### STATED PROBLEM
Set the listing down again exactly, please, apart from its pictures.

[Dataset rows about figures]
──────
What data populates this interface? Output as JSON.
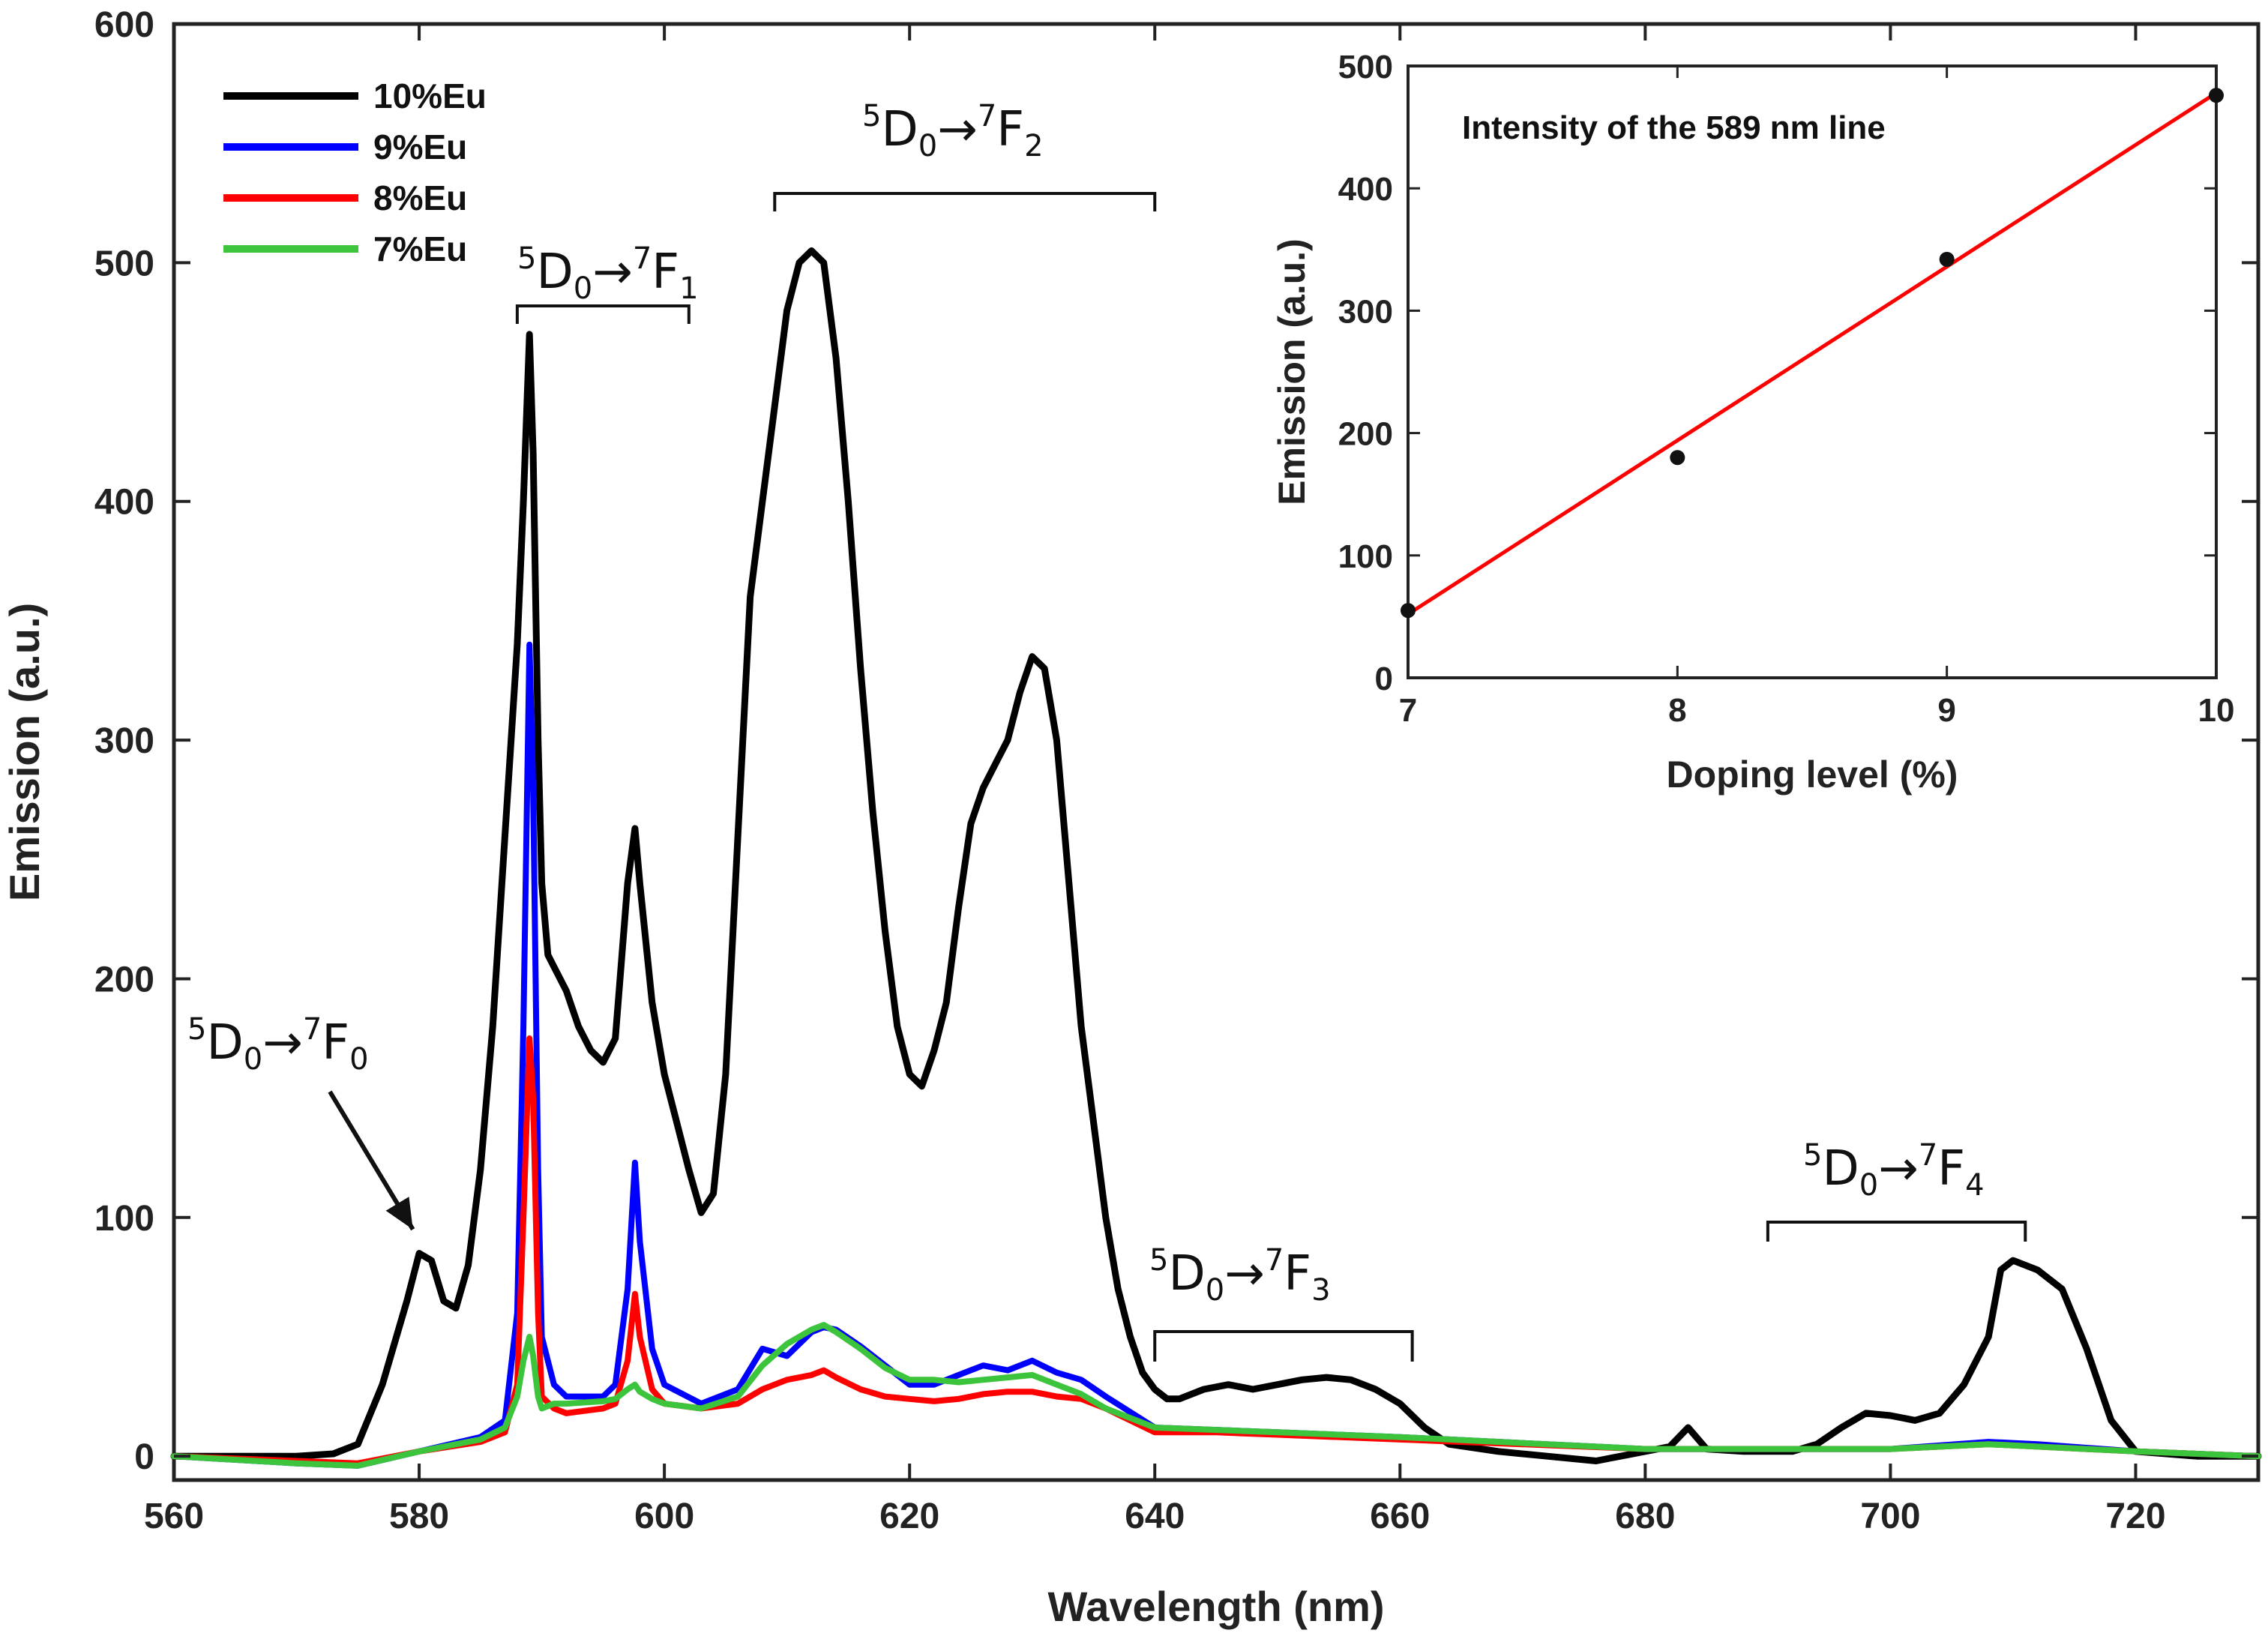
{
  "chart_data": [
    {
      "type": "line",
      "title": "",
      "xlabel": "Wavelength (nm)",
      "ylabel": "Emission (a.u.)",
      "xlim": [
        560,
        730
      ],
      "ylim": [
        -10,
        600
      ],
      "xticks": [
        560,
        580,
        600,
        620,
        640,
        660,
        680,
        700,
        720
      ],
      "yticks": [
        0,
        100,
        200,
        300,
        400,
        500,
        600
      ],
      "legend_position": "top-left",
      "series": [
        {
          "name": "10%Eu",
          "color": "#000000",
          "x": [
            560,
            565,
            570,
            573,
            575,
            577,
            579,
            580,
            581,
            582,
            583,
            584,
            585,
            586,
            587,
            588,
            588.5,
            589,
            589.3,
            589.7,
            590,
            590.5,
            591,
            592,
            593,
            594,
            595,
            596,
            597,
            597.6,
            598,
            599,
            600,
            601,
            602,
            603,
            604,
            605,
            606,
            607,
            608,
            609,
            610,
            611,
            612,
            613,
            614,
            615,
            616,
            617,
            618,
            619,
            620,
            621,
            622,
            623,
            624,
            625,
            626,
            627,
            628,
            629,
            630,
            631,
            632,
            633,
            634,
            635,
            636,
            637,
            638,
            639,
            640,
            641,
            642,
            644,
            646,
            648,
            650,
            652,
            654,
            656,
            658,
            660,
            662,
            664,
            668,
            672,
            676,
            680,
            682,
            683.5,
            685,
            688,
            692,
            694,
            696,
            698,
            700,
            702,
            704,
            706,
            708,
            709,
            710,
            712,
            714,
            716,
            718,
            720,
            725,
            730
          ],
          "y": [
            0,
            0,
            0,
            1,
            5,
            30,
            65,
            85,
            82,
            65,
            62,
            80,
            120,
            180,
            260,
            340,
            400,
            470,
            420,
            300,
            240,
            210,
            205,
            195,
            180,
            170,
            165,
            175,
            240,
            263,
            240,
            190,
            160,
            140,
            120,
            102,
            110,
            160,
            260,
            360,
            400,
            440,
            480,
            500,
            505,
            500,
            460,
            400,
            330,
            270,
            220,
            180,
            160,
            155,
            170,
            190,
            230,
            265,
            280,
            290,
            300,
            320,
            335,
            330,
            300,
            240,
            180,
            140,
            100,
            70,
            50,
            35,
            28,
            24,
            24,
            28,
            30,
            28,
            30,
            32,
            33,
            32,
            28,
            22,
            12,
            5,
            2,
            0,
            -2,
            2,
            4,
            12,
            3,
            2,
            2,
            5,
            12,
            18,
            17,
            15,
            18,
            30,
            50,
            78,
            82,
            78,
            70,
            45,
            15,
            2,
            0,
            0
          ]
        },
        {
          "name": "9%Eu",
          "color": "#0000ff",
          "x": [
            560,
            570,
            575,
            580,
            585,
            587,
            588,
            588.5,
            589,
            589.3,
            589.7,
            590,
            591,
            592,
            595,
            596,
            597,
            597.6,
            598,
            599,
            600,
            603,
            606,
            608,
            610,
            612,
            613,
            614,
            616,
            618,
            620,
            622,
            624,
            626,
            628,
            630,
            632,
            634,
            636,
            640,
            645,
            650,
            660,
            680,
            700,
            708,
            712,
            720,
            730
          ],
          "y": [
            0,
            -3,
            -4,
            2,
            8,
            15,
            60,
            180,
            340,
            280,
            120,
            50,
            30,
            25,
            25,
            30,
            70,
            123,
            90,
            45,
            30,
            22,
            28,
            45,
            42,
            52,
            54,
            53,
            46,
            38,
            30,
            30,
            34,
            38,
            36,
            40,
            35,
            32,
            25,
            12,
            11,
            10,
            8,
            3,
            3,
            6,
            5,
            2,
            0
          ]
        },
        {
          "name": "8%Eu",
          "color": "#ff0000",
          "x": [
            560,
            570,
            575,
            580,
            585,
            587,
            588,
            588.5,
            589,
            589.3,
            589.7,
            590,
            591,
            592,
            595,
            596,
            597,
            597.6,
            598,
            599,
            600,
            603,
            606,
            608,
            610,
            612,
            613,
            614,
            616,
            618,
            620,
            622,
            624,
            626,
            628,
            630,
            632,
            634,
            636,
            640,
            645,
            650,
            660,
            680,
            700,
            708,
            712,
            720,
            730
          ],
          "y": [
            0,
            -2,
            -3,
            2,
            6,
            10,
            30,
            100,
            175,
            150,
            60,
            25,
            20,
            18,
            20,
            22,
            40,
            68,
            50,
            28,
            22,
            20,
            22,
            28,
            32,
            34,
            36,
            33,
            28,
            25,
            24,
            23,
            24,
            26,
            27,
            27,
            25,
            24,
            20,
            10,
            10,
            9,
            7,
            3,
            3,
            5,
            4,
            2,
            0
          ]
        },
        {
          "name": "7%Eu",
          "color": "#3cc43c",
          "x": [
            560,
            570,
            575,
            580,
            585,
            587,
            588,
            588.5,
            589,
            589.3,
            589.7,
            590,
            591,
            592,
            595,
            596,
            597,
            597.6,
            598,
            599,
            600,
            603,
            606,
            608,
            610,
            612,
            613,
            614,
            616,
            618,
            620,
            622,
            624,
            626,
            628,
            630,
            632,
            634,
            636,
            640,
            645,
            650,
            660,
            680,
            700,
            708,
            712,
            720,
            730
          ],
          "y": [
            0,
            -3,
            -4,
            2,
            7,
            12,
            25,
            40,
            50,
            42,
            25,
            20,
            22,
            22,
            23,
            24,
            28,
            30,
            27,
            24,
            22,
            20,
            25,
            38,
            47,
            53,
            55,
            52,
            45,
            37,
            32,
            32,
            31,
            32,
            33,
            34,
            30,
            26,
            20,
            12,
            11,
            10,
            8,
            3,
            3,
            5,
            4,
            2,
            0
          ]
        }
      ],
      "annotations": [
        {
          "base": "D",
          "sup1": "5",
          "sub1": "0",
          "arrow": "→",
          "term": "F",
          "sup2": "7",
          "sub2": "0",
          "range": [
            579,
            579
          ]
        },
        {
          "base": "D",
          "sup1": "5",
          "sub1": "0",
          "arrow": "→",
          "term": "F",
          "sup2": "7",
          "sub2": "1",
          "range": [
            588,
            602
          ]
        },
        {
          "base": "D",
          "sup1": "5",
          "sub1": "0",
          "arrow": "→",
          "term": "F",
          "sup2": "7",
          "sub2": "2",
          "range": [
            609,
            640
          ]
        },
        {
          "base": "D",
          "sup1": "5",
          "sub1": "0",
          "arrow": "→",
          "term": "F",
          "sup2": "7",
          "sub2": "3",
          "range": [
            640,
            661
          ]
        },
        {
          "base": "D",
          "sup1": "5",
          "sub1": "0",
          "arrow": "→",
          "term": "F",
          "sup2": "7",
          "sub2": "4",
          "range": [
            690,
            711
          ]
        }
      ]
    },
    {
      "type": "scatter",
      "title": "Intensity of the 589 nm line",
      "xlabel": "Doping level (%)",
      "ylabel": "Emission (a.u.)",
      "xlim": [
        7,
        10
      ],
      "ylim": [
        0,
        500
      ],
      "xticks": [
        7,
        8,
        9,
        10
      ],
      "yticks": [
        0,
        100,
        200,
        300,
        400,
        500
      ],
      "points": {
        "x": [
          7,
          8,
          9,
          10
        ],
        "y": [
          55,
          180,
          342,
          476
        ]
      },
      "fit_line": {
        "color": "#ff0000",
        "x": [
          7,
          10
        ],
        "y": [
          52,
          478
        ]
      }
    }
  ]
}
──────
### RESPONSE
What data populates this interface? Output as JSON.
{
  "chart_data": [
    {
      "type": "line",
      "title": "",
      "xlabel": "Wavelength (nm)",
      "ylabel": "Emission (a.u.)",
      "xlim": [
        560,
        730
      ],
      "ylim": [
        -10,
        600
      ],
      "xticks": [
        560,
        580,
        600,
        620,
        640,
        660,
        680,
        700,
        720
      ],
      "yticks": [
        0,
        100,
        200,
        300,
        400,
        500,
        600
      ],
      "legend_position": "top-left",
      "series": [
        {
          "name": "10%Eu",
          "color": "#000000",
          "x": [
            560,
            565,
            570,
            573,
            575,
            577,
            579,
            580,
            581,
            582,
            583,
            584,
            585,
            586,
            587,
            588,
            588.5,
            589,
            589.3,
            589.7,
            590,
            590.5,
            591,
            592,
            593,
            594,
            595,
            596,
            597,
            597.6,
            598,
            599,
            600,
            601,
            602,
            603,
            604,
            605,
            606,
            607,
            608,
            609,
            610,
            611,
            612,
            613,
            614,
            615,
            616,
            617,
            618,
            619,
            620,
            621,
            622,
            623,
            624,
            625,
            626,
            627,
            628,
            629,
            630,
            631,
            632,
            633,
            634,
            635,
            636,
            637,
            638,
            639,
            640,
            641,
            642,
            644,
            646,
            648,
            650,
            652,
            654,
            656,
            658,
            660,
            662,
            664,
            668,
            672,
            676,
            680,
            682,
            683.5,
            685,
            688,
            692,
            694,
            696,
            698,
            700,
            702,
            704,
            706,
            708,
            709,
            710,
            712,
            714,
            716,
            718,
            720,
            725,
            730
          ],
          "y": [
            0,
            0,
            0,
            1,
            5,
            30,
            65,
            85,
            82,
            65,
            62,
            80,
            120,
            180,
            260,
            340,
            400,
            470,
            420,
            300,
            240,
            210,
            205,
            195,
            180,
            170,
            165,
            175,
            240,
            263,
            240,
            190,
            160,
            140,
            120,
            102,
            110,
            160,
            260,
            360,
            400,
            440,
            480,
            500,
            505,
            500,
            460,
            400,
            330,
            270,
            220,
            180,
            160,
            155,
            170,
            190,
            230,
            265,
            280,
            290,
            300,
            320,
            335,
            330,
            300,
            240,
            180,
            140,
            100,
            70,
            50,
            35,
            28,
            24,
            24,
            28,
            30,
            28,
            30,
            32,
            33,
            32,
            28,
            22,
            12,
            5,
            2,
            0,
            -2,
            2,
            4,
            12,
            3,
            2,
            2,
            5,
            12,
            18,
            17,
            15,
            18,
            30,
            50,
            78,
            82,
            78,
            70,
            45,
            15,
            2,
            0,
            0
          ]
        },
        {
          "name": "9%Eu",
          "color": "#0000ff",
          "x": [
            560,
            570,
            575,
            580,
            585,
            587,
            588,
            588.5,
            589,
            589.3,
            589.7,
            590,
            591,
            592,
            595,
            596,
            597,
            597.6,
            598,
            599,
            600,
            603,
            606,
            608,
            610,
            612,
            613,
            614,
            616,
            618,
            620,
            622,
            624,
            626,
            628,
            630,
            632,
            634,
            636,
            640,
            645,
            650,
            660,
            680,
            700,
            708,
            712,
            720,
            730
          ],
          "y": [
            0,
            -3,
            -4,
            2,
            8,
            15,
            60,
            180,
            340,
            280,
            120,
            50,
            30,
            25,
            25,
            30,
            70,
            123,
            90,
            45,
            30,
            22,
            28,
            45,
            42,
            52,
            54,
            53,
            46,
            38,
            30,
            30,
            34,
            38,
            36,
            40,
            35,
            32,
            25,
            12,
            11,
            10,
            8,
            3,
            3,
            6,
            5,
            2,
            0
          ]
        },
        {
          "name": "8%Eu",
          "color": "#ff0000",
          "x": [
            560,
            570,
            575,
            580,
            585,
            587,
            588,
            588.5,
            589,
            589.3,
            589.7,
            590,
            591,
            592,
            595,
            596,
            597,
            597.6,
            598,
            599,
            600,
            603,
            606,
            608,
            610,
            612,
            613,
            614,
            616,
            618,
            620,
            622,
            624,
            626,
            628,
            630,
            632,
            634,
            636,
            640,
            645,
            650,
            660,
            680,
            700,
            708,
            712,
            720,
            730
          ],
          "y": [
            0,
            -2,
            -3,
            2,
            6,
            10,
            30,
            100,
            175,
            150,
            60,
            25,
            20,
            18,
            20,
            22,
            40,
            68,
            50,
            28,
            22,
            20,
            22,
            28,
            32,
            34,
            36,
            33,
            28,
            25,
            24,
            23,
            24,
            26,
            27,
            27,
            25,
            24,
            20,
            10,
            10,
            9,
            7,
            3,
            3,
            5,
            4,
            2,
            0
          ]
        },
        {
          "name": "7%Eu",
          "color": "#3cc43c",
          "x": [
            560,
            570,
            575,
            580,
            585,
            587,
            588,
            588.5,
            589,
            589.3,
            589.7,
            590,
            591,
            592,
            595,
            596,
            597,
            597.6,
            598,
            599,
            600,
            603,
            606,
            608,
            610,
            612,
            613,
            614,
            616,
            618,
            620,
            622,
            624,
            626,
            628,
            630,
            632,
            634,
            636,
            640,
            645,
            650,
            660,
            680,
            700,
            708,
            712,
            720,
            730
          ],
          "y": [
            0,
            -3,
            -4,
            2,
            7,
            12,
            25,
            40,
            50,
            42,
            25,
            20,
            22,
            22,
            23,
            24,
            28,
            30,
            27,
            24,
            22,
            20,
            25,
            38,
            47,
            53,
            55,
            52,
            45,
            37,
            32,
            32,
            31,
            32,
            33,
            34,
            30,
            26,
            20,
            12,
            11,
            10,
            8,
            3,
            3,
            5,
            4,
            2,
            0
          ]
        }
      ],
      "annotations": [
        {
          "base": "D",
          "sup1": "5",
          "sub1": "0",
          "arrow": "→",
          "term": "F",
          "sup2": "7",
          "sub2": "0",
          "range": [
            579,
            579
          ]
        },
        {
          "base": "D",
          "sup1": "5",
          "sub1": "0",
          "arrow": "→",
          "term": "F",
          "sup2": "7",
          "sub2": "1",
          "range": [
            588,
            602
          ]
        },
        {
          "base": "D",
          "sup1": "5",
          "sub1": "0",
          "arrow": "→",
          "term": "F",
          "sup2": "7",
          "sub2": "2",
          "range": [
            609,
            640
          ]
        },
        {
          "base": "D",
          "sup1": "5",
          "sub1": "0",
          "arrow": "→",
          "term": "F",
          "sup2": "7",
          "sub2": "3",
          "range": [
            640,
            661
          ]
        },
        {
          "base": "D",
          "sup1": "5",
          "sub1": "0",
          "arrow": "→",
          "term": "F",
          "sup2": "7",
          "sub2": "4",
          "range": [
            690,
            711
          ]
        }
      ]
    },
    {
      "type": "scatter",
      "title": "Intensity of the 589 nm line",
      "xlabel": "Doping level (%)",
      "ylabel": "Emission (a.u.)",
      "xlim": [
        7,
        10
      ],
      "ylim": [
        0,
        500
      ],
      "xticks": [
        7,
        8,
        9,
        10
      ],
      "yticks": [
        0,
        100,
        200,
        300,
        400,
        500
      ],
      "points": {
        "x": [
          7,
          8,
          9,
          10
        ],
        "y": [
          55,
          180,
          342,
          476
        ]
      },
      "fit_line": {
        "color": "#ff0000",
        "x": [
          7,
          10
        ],
        "y": [
          52,
          478
        ]
      }
    }
  ]
}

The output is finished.